DIRECTIONS FOR THIS TASK: Images are not part of the copy; transcribe all the data exactly.

RECORD EXCERPTS:

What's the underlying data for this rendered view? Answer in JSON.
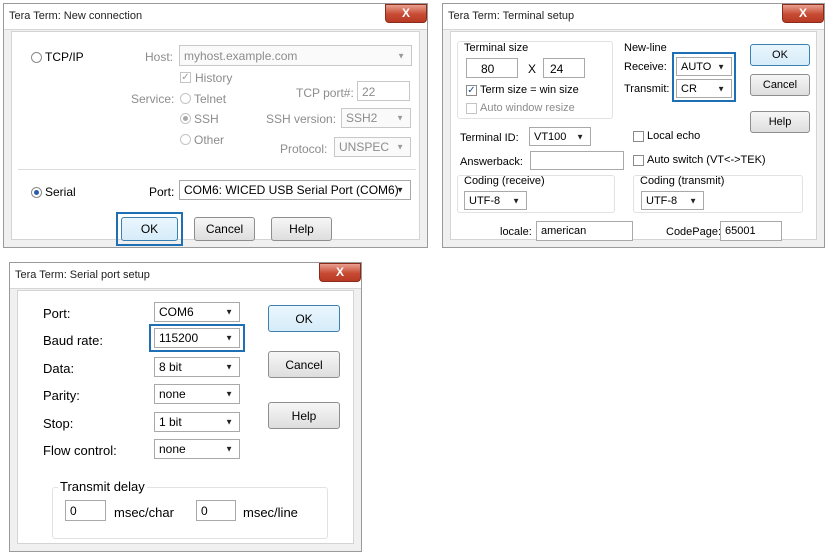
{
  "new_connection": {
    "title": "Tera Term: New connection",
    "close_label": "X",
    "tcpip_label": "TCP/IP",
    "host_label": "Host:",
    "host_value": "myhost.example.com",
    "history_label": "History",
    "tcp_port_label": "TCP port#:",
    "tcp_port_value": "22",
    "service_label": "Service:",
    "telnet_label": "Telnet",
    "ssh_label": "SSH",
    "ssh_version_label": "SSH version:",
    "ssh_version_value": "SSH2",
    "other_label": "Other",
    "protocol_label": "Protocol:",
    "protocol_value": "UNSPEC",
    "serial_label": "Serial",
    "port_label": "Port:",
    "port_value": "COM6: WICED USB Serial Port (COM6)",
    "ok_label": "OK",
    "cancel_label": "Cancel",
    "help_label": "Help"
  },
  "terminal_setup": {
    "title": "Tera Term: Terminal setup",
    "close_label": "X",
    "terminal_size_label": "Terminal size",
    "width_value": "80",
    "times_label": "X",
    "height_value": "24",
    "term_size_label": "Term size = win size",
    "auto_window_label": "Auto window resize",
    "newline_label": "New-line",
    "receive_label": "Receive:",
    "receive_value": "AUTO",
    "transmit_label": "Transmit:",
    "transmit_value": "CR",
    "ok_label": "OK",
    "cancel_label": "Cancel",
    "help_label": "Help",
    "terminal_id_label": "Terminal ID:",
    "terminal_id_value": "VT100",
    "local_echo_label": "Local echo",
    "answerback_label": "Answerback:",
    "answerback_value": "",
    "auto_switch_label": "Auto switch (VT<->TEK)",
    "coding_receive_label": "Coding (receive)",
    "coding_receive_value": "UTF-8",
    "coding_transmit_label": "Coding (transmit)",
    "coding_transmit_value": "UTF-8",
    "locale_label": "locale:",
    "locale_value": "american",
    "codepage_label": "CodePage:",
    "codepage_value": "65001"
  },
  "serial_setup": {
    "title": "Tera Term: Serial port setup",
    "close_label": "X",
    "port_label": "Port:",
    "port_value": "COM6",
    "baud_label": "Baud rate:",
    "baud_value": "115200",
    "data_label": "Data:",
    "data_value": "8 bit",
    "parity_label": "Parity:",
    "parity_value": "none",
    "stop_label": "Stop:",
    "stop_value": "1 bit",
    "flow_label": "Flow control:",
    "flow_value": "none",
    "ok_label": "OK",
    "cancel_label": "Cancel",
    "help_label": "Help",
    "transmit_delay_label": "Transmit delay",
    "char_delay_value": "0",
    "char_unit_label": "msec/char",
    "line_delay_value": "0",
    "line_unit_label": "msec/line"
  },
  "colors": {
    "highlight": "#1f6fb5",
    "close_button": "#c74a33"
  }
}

FULL ANSWER:
What's the underlying data for this rendered view? Answer in JSON.
{
  "new_connection": {
    "title": "Tera Term: New connection",
    "close_label": "X",
    "tcpip_label": "TCP/IP",
    "host_label": "Host:",
    "host_value": "myhost.example.com",
    "history_label": "History",
    "tcp_port_label": "TCP port#:",
    "tcp_port_value": "22",
    "service_label": "Service:",
    "telnet_label": "Telnet",
    "ssh_label": "SSH",
    "ssh_version_label": "SSH version:",
    "ssh_version_value": "SSH2",
    "other_label": "Other",
    "protocol_label": "Protocol:",
    "protocol_value": "UNSPEC",
    "serial_label": "Serial",
    "port_label": "Port:",
    "port_value": "COM6: WICED USB Serial Port (COM6)",
    "ok_label": "OK",
    "cancel_label": "Cancel",
    "help_label": "Help"
  },
  "terminal_setup": {
    "title": "Tera Term: Terminal setup",
    "close_label": "X",
    "terminal_size_label": "Terminal size",
    "width_value": "80",
    "times_label": "X",
    "height_value": "24",
    "term_size_label": "Term size = win size",
    "auto_window_label": "Auto window resize",
    "newline_label": "New-line",
    "receive_label": "Receive:",
    "receive_value": "AUTO",
    "transmit_label": "Transmit:",
    "transmit_value": "CR",
    "ok_label": "OK",
    "cancel_label": "Cancel",
    "help_label": "Help",
    "terminal_id_label": "Terminal ID:",
    "terminal_id_value": "VT100",
    "local_echo_label": "Local echo",
    "answerback_label": "Answerback:",
    "answerback_value": "",
    "auto_switch_label": "Auto switch (VT<->TEK)",
    "coding_receive_label": "Coding (receive)",
    "coding_receive_value": "UTF-8",
    "coding_transmit_label": "Coding (transmit)",
    "coding_transmit_value": "UTF-8",
    "locale_label": "locale:",
    "locale_value": "american",
    "codepage_label": "CodePage:",
    "codepage_value": "65001"
  },
  "serial_setup": {
    "title": "Tera Term: Serial port setup",
    "close_label": "X",
    "port_label": "Port:",
    "port_value": "COM6",
    "baud_label": "Baud rate:",
    "baud_value": "115200",
    "data_label": "Data:",
    "data_value": "8 bit",
    "parity_label": "Parity:",
    "parity_value": "none",
    "stop_label": "Stop:",
    "stop_value": "1 bit",
    "flow_label": "Flow control:",
    "flow_value": "none",
    "ok_label": "OK",
    "cancel_label": "Cancel",
    "help_label": "Help",
    "transmit_delay_label": "Transmit delay",
    "char_delay_value": "0",
    "char_unit_label": "msec/char",
    "line_delay_value": "0",
    "line_unit_label": "msec/line"
  },
  "colors": {
    "highlight": "#1f6fb5",
    "close_button": "#c74a33"
  }
}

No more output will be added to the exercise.